> _WORK TO BE COMPLETED_:
Locate every line in the records below that holds the word "governing" and return each one.

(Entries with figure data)
* * * * *

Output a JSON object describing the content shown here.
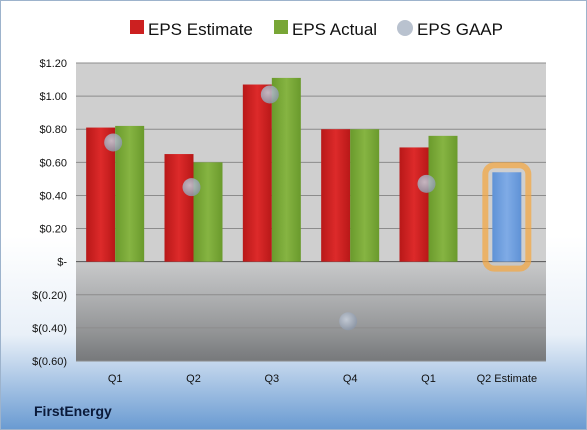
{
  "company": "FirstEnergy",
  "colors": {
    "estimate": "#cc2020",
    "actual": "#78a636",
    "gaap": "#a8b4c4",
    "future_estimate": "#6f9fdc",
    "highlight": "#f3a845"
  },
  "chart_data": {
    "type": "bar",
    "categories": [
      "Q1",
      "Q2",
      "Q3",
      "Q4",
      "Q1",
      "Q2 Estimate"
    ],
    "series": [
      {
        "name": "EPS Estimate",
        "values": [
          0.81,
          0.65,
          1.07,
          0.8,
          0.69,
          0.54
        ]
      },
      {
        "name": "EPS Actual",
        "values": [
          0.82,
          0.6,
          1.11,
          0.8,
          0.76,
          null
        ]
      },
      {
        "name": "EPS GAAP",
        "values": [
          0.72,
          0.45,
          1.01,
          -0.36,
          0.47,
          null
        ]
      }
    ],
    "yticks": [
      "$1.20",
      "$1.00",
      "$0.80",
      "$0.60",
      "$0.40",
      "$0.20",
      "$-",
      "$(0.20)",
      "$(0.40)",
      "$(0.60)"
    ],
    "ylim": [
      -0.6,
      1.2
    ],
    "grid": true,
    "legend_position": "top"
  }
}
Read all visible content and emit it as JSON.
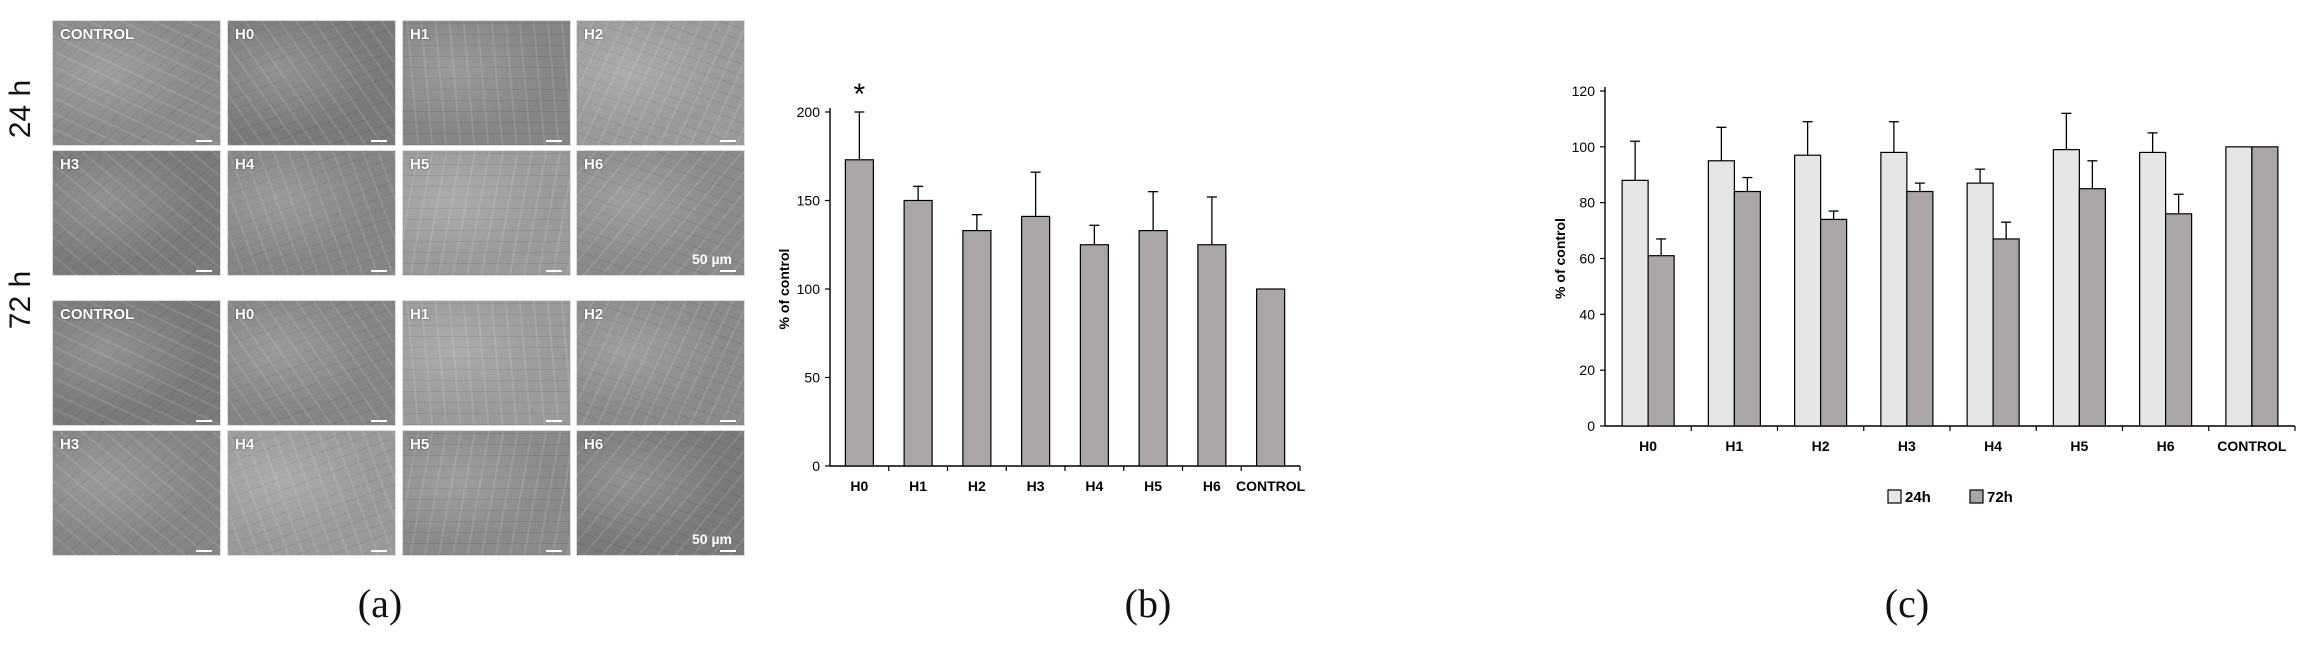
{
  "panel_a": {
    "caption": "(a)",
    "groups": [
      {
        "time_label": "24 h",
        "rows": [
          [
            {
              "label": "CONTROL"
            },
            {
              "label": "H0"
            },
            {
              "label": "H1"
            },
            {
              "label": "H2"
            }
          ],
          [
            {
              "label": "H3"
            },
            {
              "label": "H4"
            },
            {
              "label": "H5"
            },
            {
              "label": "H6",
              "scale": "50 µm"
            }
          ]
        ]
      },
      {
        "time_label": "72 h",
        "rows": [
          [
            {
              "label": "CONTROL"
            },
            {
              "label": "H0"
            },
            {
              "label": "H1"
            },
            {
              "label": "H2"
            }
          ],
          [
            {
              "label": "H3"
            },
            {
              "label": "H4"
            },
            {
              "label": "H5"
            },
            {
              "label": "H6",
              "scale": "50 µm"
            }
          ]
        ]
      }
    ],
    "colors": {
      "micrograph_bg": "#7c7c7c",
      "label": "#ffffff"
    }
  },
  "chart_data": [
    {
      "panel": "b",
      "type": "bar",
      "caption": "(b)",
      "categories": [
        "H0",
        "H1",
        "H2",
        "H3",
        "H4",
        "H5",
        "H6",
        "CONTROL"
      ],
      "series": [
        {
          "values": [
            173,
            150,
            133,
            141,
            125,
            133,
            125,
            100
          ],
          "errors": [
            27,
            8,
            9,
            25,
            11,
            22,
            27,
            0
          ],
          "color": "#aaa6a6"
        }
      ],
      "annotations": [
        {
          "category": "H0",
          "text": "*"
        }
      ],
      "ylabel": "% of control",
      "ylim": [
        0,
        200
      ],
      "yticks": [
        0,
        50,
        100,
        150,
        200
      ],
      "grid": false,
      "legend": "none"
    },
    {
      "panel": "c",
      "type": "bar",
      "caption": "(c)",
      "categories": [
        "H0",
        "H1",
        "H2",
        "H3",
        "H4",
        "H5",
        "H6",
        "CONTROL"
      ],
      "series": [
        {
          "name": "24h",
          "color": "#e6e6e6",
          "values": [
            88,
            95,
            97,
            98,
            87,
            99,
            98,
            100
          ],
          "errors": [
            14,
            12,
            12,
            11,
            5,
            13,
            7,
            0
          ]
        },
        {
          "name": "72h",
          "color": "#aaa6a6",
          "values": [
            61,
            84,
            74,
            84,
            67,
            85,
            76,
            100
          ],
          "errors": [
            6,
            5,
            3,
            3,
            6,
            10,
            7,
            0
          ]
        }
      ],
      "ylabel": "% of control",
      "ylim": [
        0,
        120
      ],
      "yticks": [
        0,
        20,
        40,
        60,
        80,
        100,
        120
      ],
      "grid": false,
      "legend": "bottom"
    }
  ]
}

* * * * *

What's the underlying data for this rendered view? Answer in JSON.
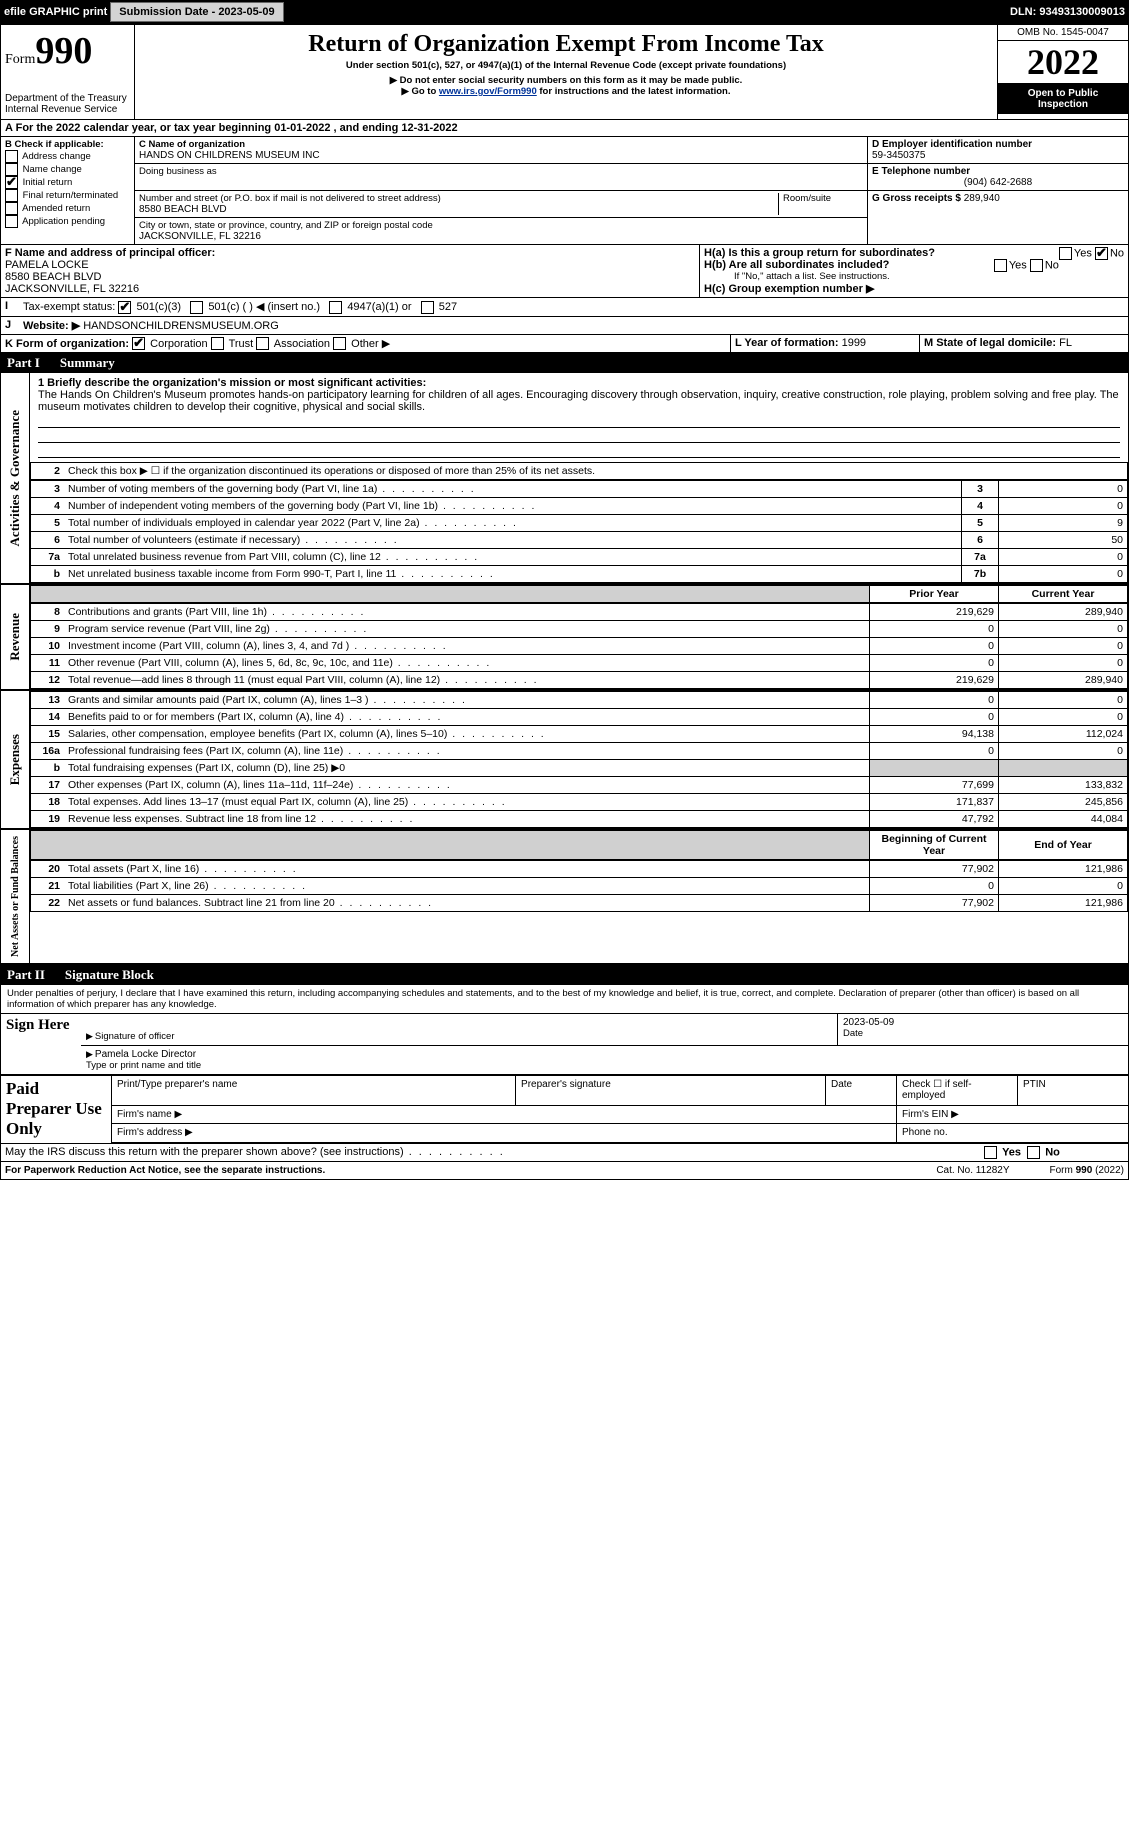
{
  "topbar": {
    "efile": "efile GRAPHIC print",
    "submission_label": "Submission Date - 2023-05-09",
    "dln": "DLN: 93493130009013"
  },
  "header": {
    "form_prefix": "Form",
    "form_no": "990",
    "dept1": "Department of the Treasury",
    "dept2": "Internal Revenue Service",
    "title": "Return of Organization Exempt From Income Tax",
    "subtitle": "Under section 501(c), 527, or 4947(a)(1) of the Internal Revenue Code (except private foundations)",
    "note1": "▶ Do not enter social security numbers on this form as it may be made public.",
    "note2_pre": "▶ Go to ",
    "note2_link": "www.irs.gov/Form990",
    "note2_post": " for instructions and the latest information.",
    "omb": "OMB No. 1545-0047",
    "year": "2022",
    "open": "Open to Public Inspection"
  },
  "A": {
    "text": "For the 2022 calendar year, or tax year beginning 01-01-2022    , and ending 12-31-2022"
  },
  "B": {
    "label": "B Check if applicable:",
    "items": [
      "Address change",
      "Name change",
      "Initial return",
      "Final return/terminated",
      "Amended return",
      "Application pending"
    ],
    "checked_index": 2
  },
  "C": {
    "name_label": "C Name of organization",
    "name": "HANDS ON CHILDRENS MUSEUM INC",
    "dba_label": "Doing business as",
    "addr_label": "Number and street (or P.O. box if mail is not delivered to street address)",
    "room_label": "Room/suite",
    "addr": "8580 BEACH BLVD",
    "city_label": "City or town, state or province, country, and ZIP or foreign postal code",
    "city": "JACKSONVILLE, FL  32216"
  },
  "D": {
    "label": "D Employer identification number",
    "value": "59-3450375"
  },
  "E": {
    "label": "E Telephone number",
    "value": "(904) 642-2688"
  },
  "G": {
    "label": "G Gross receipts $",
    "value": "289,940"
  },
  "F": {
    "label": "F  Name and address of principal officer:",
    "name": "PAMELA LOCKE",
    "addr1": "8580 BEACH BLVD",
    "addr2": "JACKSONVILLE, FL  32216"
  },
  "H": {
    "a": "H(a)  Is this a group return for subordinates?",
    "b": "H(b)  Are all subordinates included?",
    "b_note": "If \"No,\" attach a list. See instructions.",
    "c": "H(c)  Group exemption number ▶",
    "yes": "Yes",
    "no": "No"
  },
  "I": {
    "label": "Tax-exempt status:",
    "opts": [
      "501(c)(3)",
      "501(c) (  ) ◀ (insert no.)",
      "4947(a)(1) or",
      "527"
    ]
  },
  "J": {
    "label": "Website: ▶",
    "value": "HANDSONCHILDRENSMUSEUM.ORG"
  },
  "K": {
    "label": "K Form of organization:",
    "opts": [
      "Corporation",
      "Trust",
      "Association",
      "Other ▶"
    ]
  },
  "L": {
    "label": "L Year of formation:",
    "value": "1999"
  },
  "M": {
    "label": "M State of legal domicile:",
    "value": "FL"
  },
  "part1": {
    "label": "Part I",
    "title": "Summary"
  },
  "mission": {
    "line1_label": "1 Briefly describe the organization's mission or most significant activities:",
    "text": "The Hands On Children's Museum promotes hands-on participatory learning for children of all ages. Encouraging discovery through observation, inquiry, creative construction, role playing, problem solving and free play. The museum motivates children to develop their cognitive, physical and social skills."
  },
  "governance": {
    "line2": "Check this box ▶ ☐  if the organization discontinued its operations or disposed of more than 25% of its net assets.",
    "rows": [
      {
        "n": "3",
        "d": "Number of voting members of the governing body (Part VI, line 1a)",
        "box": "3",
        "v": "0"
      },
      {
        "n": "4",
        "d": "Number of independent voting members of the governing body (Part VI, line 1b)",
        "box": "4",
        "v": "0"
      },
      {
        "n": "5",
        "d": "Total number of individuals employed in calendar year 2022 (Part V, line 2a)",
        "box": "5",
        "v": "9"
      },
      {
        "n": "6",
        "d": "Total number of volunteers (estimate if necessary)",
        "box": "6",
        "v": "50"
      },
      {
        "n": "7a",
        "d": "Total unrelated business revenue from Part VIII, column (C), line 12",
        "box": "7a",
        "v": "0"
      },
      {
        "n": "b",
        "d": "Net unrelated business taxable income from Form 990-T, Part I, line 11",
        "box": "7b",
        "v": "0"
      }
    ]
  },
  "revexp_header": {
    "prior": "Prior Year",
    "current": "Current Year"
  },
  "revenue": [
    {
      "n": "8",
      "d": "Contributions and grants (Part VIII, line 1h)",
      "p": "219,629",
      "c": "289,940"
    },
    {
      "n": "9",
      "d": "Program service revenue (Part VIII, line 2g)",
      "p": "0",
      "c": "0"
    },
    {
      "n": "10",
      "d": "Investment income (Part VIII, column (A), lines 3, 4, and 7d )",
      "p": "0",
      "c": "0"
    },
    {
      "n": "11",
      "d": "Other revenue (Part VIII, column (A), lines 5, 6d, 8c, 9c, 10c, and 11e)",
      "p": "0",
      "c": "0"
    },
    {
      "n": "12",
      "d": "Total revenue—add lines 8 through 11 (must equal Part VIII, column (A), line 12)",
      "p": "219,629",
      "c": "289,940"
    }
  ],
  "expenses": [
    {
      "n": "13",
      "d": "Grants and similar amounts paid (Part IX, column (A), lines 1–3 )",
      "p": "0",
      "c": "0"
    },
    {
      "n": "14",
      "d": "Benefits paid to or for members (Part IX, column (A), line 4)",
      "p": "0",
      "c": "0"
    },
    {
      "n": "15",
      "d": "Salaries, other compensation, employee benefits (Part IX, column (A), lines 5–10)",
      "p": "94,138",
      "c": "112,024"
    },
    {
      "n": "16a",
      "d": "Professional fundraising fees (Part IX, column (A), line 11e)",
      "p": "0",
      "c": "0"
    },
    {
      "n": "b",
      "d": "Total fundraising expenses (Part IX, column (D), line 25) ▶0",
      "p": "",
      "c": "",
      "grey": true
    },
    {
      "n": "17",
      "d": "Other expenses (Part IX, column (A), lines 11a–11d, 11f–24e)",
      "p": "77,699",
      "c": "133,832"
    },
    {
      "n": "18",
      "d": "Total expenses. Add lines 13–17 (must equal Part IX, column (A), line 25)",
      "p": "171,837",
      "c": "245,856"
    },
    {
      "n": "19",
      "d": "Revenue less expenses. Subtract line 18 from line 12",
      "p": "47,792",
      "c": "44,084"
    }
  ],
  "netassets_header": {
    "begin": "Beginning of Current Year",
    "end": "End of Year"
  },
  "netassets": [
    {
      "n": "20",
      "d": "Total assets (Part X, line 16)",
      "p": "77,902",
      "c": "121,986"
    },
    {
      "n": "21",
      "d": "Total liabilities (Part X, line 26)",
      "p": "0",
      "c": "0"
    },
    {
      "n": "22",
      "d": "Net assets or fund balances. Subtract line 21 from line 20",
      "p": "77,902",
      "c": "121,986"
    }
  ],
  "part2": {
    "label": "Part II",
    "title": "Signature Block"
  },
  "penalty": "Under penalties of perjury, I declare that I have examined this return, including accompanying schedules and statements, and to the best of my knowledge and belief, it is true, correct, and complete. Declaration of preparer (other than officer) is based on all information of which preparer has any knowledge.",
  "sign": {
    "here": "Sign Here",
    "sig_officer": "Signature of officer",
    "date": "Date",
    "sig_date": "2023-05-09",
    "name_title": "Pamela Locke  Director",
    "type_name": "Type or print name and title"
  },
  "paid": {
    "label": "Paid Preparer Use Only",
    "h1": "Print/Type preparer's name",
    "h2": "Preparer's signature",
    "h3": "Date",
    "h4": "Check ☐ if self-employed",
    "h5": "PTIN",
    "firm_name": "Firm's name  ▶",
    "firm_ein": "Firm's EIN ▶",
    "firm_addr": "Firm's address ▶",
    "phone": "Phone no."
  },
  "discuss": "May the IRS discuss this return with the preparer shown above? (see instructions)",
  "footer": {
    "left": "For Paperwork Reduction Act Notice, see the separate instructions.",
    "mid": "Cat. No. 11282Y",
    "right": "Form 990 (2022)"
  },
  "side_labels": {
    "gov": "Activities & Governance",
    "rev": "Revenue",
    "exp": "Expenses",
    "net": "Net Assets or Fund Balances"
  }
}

* * * * *

> _FULL SOLUTION_:
        "d": "Number of voting members of the governing body (Part VI, line 1a)",
        "d": "Number of independent voting members of the governing body (Part VI, line 1b)",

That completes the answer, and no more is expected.